• Goal of the exercise:
Retype the records below exactly. Leave nothing out.

• Data records:
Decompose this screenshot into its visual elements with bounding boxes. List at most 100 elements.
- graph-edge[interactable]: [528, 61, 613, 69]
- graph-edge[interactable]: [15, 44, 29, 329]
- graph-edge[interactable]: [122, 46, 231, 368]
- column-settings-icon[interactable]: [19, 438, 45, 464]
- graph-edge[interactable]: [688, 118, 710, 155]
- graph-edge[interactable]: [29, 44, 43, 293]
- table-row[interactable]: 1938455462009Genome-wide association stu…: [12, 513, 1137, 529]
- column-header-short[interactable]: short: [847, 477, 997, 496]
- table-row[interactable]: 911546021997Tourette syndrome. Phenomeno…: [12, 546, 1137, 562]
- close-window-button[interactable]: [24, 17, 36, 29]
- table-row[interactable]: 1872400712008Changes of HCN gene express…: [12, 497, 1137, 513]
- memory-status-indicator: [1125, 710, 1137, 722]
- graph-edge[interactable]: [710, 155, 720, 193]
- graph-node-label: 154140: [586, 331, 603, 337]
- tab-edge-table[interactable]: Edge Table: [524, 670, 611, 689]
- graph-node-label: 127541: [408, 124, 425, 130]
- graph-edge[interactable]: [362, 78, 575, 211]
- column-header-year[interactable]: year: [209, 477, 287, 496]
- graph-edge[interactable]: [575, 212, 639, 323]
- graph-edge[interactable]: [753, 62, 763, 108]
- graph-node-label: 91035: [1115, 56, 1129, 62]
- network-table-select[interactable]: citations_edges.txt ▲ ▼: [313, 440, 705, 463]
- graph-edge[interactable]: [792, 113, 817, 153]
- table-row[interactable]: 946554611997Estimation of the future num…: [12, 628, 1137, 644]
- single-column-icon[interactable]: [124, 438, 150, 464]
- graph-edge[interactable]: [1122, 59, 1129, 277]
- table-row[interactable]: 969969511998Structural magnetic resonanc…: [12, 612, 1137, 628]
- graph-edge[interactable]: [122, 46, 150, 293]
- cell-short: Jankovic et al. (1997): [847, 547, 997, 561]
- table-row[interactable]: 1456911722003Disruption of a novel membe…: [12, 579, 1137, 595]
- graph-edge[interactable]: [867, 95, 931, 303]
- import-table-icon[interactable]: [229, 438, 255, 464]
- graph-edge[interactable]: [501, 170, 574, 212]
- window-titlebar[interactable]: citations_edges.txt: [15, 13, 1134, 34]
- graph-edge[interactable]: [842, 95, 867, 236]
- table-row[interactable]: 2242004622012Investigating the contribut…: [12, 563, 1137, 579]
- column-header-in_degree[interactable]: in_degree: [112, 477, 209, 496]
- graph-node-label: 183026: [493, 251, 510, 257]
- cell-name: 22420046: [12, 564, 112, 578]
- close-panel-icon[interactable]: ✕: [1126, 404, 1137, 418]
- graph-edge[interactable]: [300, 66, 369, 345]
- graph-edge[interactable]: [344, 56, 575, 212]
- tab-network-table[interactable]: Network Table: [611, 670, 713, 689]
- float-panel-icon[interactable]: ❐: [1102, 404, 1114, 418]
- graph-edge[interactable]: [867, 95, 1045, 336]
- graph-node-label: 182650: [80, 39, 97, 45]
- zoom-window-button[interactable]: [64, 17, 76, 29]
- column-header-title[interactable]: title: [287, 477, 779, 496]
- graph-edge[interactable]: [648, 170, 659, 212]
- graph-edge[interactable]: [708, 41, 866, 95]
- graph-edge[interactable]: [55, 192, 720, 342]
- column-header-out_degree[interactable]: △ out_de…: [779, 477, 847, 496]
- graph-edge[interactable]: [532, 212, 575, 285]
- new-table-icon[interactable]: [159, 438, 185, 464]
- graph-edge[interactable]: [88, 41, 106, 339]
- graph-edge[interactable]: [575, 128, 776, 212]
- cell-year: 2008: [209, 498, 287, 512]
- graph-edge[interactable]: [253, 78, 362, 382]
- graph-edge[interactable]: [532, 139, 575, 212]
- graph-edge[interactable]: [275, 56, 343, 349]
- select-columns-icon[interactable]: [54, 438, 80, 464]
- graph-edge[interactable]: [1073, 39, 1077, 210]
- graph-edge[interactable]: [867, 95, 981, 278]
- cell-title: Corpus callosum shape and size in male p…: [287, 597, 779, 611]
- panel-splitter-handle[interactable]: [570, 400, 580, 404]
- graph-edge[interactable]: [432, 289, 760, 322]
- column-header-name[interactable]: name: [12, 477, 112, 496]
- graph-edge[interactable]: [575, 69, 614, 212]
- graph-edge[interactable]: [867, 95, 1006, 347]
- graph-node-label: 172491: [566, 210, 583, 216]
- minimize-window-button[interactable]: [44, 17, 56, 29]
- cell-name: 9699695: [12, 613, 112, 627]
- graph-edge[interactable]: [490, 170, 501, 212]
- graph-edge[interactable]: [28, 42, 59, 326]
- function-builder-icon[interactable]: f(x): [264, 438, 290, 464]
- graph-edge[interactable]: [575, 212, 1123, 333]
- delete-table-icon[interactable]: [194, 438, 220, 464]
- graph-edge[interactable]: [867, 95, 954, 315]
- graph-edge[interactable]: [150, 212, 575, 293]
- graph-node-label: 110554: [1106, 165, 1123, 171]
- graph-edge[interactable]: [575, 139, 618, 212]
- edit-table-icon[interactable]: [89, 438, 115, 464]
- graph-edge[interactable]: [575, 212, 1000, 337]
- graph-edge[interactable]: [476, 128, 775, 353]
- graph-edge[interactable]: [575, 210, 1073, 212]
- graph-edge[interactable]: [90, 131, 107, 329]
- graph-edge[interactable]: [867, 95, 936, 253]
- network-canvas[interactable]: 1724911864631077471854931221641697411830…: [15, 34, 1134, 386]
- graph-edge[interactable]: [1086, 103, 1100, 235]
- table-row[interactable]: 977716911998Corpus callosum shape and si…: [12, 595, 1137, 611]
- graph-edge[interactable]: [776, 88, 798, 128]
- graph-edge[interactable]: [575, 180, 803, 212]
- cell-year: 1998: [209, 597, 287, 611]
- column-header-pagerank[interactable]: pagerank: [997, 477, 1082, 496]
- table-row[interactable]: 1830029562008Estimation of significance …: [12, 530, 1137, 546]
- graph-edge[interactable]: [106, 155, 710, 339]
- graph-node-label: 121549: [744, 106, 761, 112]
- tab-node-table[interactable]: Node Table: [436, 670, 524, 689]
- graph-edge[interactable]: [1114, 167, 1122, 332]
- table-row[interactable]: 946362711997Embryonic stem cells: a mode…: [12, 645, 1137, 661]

• Answer to the problem:
Decompose this screenshot into its visual elements with bounding boxes. List at most 100 elements.
- graph-edge[interactable]: [528, 61, 613, 69]
- graph-edge[interactable]: [15, 44, 29, 329]
- graph-edge[interactable]: [122, 46, 231, 368]
- column-settings-icon[interactable]: [19, 438, 45, 464]
- graph-edge[interactable]: [688, 118, 710, 155]
- graph-edge[interactable]: [29, 44, 43, 293]
- table-row[interactable]: 1938455462009Genome-wide association stu…: [12, 513, 1137, 529]
- column-header-short[interactable]: short: [847, 477, 997, 496]
- table-row[interactable]: 911546021997Tourette syndrome. Phenomeno…: [12, 546, 1137, 562]
- close-window-button[interactable]: [24, 17, 36, 29]
- table-row[interactable]: 1872400712008Changes of HCN gene express…: [12, 497, 1137, 513]
- memory-status-indicator: [1125, 710, 1137, 722]
- graph-edge[interactable]: [710, 155, 720, 193]
- graph-node-label: 154140: [586, 331, 603, 337]
- tab-edge-table[interactable]: Edge Table: [524, 670, 611, 689]
- graph-node-label: 127541: [408, 124, 425, 130]
- graph-edge[interactable]: [362, 78, 575, 211]
- column-header-year[interactable]: year: [209, 477, 287, 496]
- graph-edge[interactable]: [575, 212, 639, 323]
- graph-edge[interactable]: [753, 62, 763, 108]
- graph-node-label: 91035: [1115, 56, 1129, 62]
- network-table-select[interactable]: citations_edges.txt ▲ ▼: [313, 440, 705, 463]
- graph-edge[interactable]: [792, 113, 817, 153]
- table-row[interactable]: 946554611997Estimation of the future num…: [12, 628, 1137, 644]
- single-column-icon[interactable]: [124, 438, 150, 464]
- graph-edge[interactable]: [1122, 59, 1129, 277]
- table-row[interactable]: 969969511998Structural magnetic resonanc…: [12, 612, 1137, 628]
- graph-edge[interactable]: [122, 46, 150, 293]
- cell-short: Jankovic et al. (1997): [847, 547, 997, 561]
- table-row[interactable]: 1456911722003Disruption of a novel membe…: [12, 579, 1137, 595]
- graph-edge[interactable]: [867, 95, 931, 303]
- import-table-icon[interactable]: [229, 438, 255, 464]
- graph-edge[interactable]: [501, 170, 574, 212]
- window-titlebar[interactable]: citations_edges.txt: [15, 13, 1134, 34]
- graph-edge[interactable]: [842, 95, 867, 236]
- table-row[interactable]: 2242004622012Investigating the contribut…: [12, 563, 1137, 579]
- column-header-in_degree[interactable]: in_degree: [112, 477, 209, 496]
- graph-node-label: 183026: [493, 251, 510, 257]
- cell-name: 22420046: [12, 564, 112, 578]
- close-panel-icon[interactable]: ✕: [1126, 404, 1137, 418]
- graph-edge[interactable]: [300, 66, 369, 345]
- graph-edge[interactable]: [344, 56, 575, 212]
- tab-network-table[interactable]: Network Table: [611, 670, 713, 689]
- float-panel-icon[interactable]: ❐: [1102, 404, 1114, 418]
- graph-edge[interactable]: [867, 95, 1045, 336]
- graph-node-label: 182650: [80, 39, 97, 45]
- zoom-window-button[interactable]: [64, 17, 76, 29]
- column-header-title[interactable]: title: [287, 477, 779, 496]
- graph-edge[interactable]: [648, 170, 659, 212]
- graph-edge[interactable]: [708, 41, 866, 95]
- graph-edge[interactable]: [55, 192, 720, 342]
- column-header-out_degree[interactable]: △ out_de…: [779, 477, 847, 496]
- graph-edge[interactable]: [532, 212, 575, 285]
- new-table-icon[interactable]: [159, 438, 185, 464]
- graph-edge[interactable]: [88, 41, 106, 339]
- graph-edge[interactable]: [575, 128, 776, 212]
- cell-year: 2008: [209, 498, 287, 512]
- graph-edge[interactable]: [253, 78, 362, 382]
- graph-edge[interactable]: [532, 139, 575, 212]
- graph-edge[interactable]: [275, 56, 343, 349]
- select-columns-icon[interactable]: [54, 438, 80, 464]
- graph-edge[interactable]: [1073, 39, 1077, 210]
- graph-edge[interactable]: [867, 95, 981, 278]
- cell-title: Corpus callosum shape and size in male p…: [287, 597, 779, 611]
- panel-splitter-handle[interactable]: [570, 400, 580, 404]
- graph-edge[interactable]: [432, 289, 760, 322]
- column-header-name[interactable]: name: [12, 477, 112, 496]
- graph-edge[interactable]: [575, 69, 614, 212]
- graph-edge[interactable]: [867, 95, 1006, 347]
- graph-node-label: 172491: [566, 210, 583, 216]
- minimize-window-button[interactable]: [44, 17, 56, 29]
- cell-name: 9699695: [12, 613, 112, 627]
- graph-edge[interactable]: [490, 170, 501, 212]
- graph-edge[interactable]: [28, 42, 59, 326]
- function-builder-icon[interactable]: f(x): [264, 438, 290, 464]
- graph-edge[interactable]: [575, 212, 1123, 333]
- delete-table-icon[interactable]: [194, 438, 220, 464]
- graph-edge[interactable]: [867, 95, 954, 315]
- graph-edge[interactable]: [150, 212, 575, 293]
- graph-node-label: 110554: [1106, 165, 1123, 171]
- graph-edge[interactable]: [575, 139, 618, 212]
- edit-table-icon[interactable]: [89, 438, 115, 464]
- graph-edge[interactable]: [575, 212, 1000, 337]
- graph-edge[interactable]: [476, 128, 775, 353]
- graph-edge[interactable]: [575, 210, 1073, 212]
- graph-edge[interactable]: [90, 131, 107, 329]
- graph-edge[interactable]: [867, 95, 936, 253]
- network-canvas[interactable]: 1724911864631077471854931221641697411830…: [15, 34, 1134, 386]
- graph-edge[interactable]: [1086, 103, 1100, 235]
- table-row[interactable]: 977716911998Corpus callosum shape and si…: [12, 595, 1137, 611]
- graph-edge[interactable]: [776, 88, 798, 128]
- graph-edge[interactable]: [575, 180, 803, 212]
- cell-year: 1998: [209, 597, 287, 611]
- column-header-pagerank[interactable]: pagerank: [997, 477, 1082, 496]
- table-row[interactable]: 1830029562008Estimation of significance …: [12, 530, 1137, 546]
- graph-edge[interactable]: [106, 155, 710, 339]
- graph-node-label: 121549: [744, 106, 761, 112]
- tab-node-table[interactable]: Node Table: [436, 670, 524, 689]
- graph-edge[interactable]: [1114, 167, 1122, 332]
- table-row[interactable]: 946362711997Embryonic stem cells: a mode…: [12, 645, 1137, 661]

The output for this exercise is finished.